— START EXTRACTED DATA —

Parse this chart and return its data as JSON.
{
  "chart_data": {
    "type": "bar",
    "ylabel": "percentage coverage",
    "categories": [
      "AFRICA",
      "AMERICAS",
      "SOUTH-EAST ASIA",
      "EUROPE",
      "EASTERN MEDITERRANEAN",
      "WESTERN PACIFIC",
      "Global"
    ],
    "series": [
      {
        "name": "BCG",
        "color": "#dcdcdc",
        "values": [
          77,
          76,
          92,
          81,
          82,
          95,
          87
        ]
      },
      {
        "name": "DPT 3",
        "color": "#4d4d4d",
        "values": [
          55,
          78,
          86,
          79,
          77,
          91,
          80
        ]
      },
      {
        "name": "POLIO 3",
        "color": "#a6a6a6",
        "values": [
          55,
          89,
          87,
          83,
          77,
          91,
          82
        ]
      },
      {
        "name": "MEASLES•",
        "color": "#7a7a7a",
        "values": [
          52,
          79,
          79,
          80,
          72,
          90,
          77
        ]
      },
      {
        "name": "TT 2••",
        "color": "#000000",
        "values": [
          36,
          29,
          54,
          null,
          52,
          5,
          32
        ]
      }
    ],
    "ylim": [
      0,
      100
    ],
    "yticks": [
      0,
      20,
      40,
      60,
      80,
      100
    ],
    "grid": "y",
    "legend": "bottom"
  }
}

— END EXTRACTED DATA —

_WRITTEN EXERCISE_
Reproduce the complete data exactly as presented above.

_EXERCISE ANSWER_
Parse this chart and return its data as JSON.
{
  "chart_data": {
    "type": "bar",
    "ylabel": "percentage coverage",
    "categories": [
      "AFRICA",
      "AMERICAS",
      "SOUTH-EAST ASIA",
      "EUROPE",
      "EASTERN MEDITERRANEAN",
      "WESTERN PACIFIC",
      "Global"
    ],
    "series": [
      {
        "name": "BCG",
        "color": "#dcdcdc",
        "values": [
          77,
          76,
          92,
          81,
          82,
          95,
          87
        ]
      },
      {
        "name": "DPT 3",
        "color": "#4d4d4d",
        "values": [
          55,
          78,
          86,
          79,
          77,
          91,
          80
        ]
      },
      {
        "name": "POLIO 3",
        "color": "#a6a6a6",
        "values": [
          55,
          89,
          87,
          83,
          77,
          91,
          82
        ]
      },
      {
        "name": "MEASLES•",
        "color": "#7a7a7a",
        "values": [
          52,
          79,
          79,
          80,
          72,
          90,
          77
        ]
      },
      {
        "name": "TT 2••",
        "color": "#000000",
        "values": [
          36,
          29,
          54,
          null,
          52,
          5,
          32
        ]
      }
    ],
    "ylim": [
      0,
      100
    ],
    "yticks": [
      0,
      20,
      40,
      60,
      80,
      100
    ],
    "grid": "y",
    "legend": "bottom"
  }
}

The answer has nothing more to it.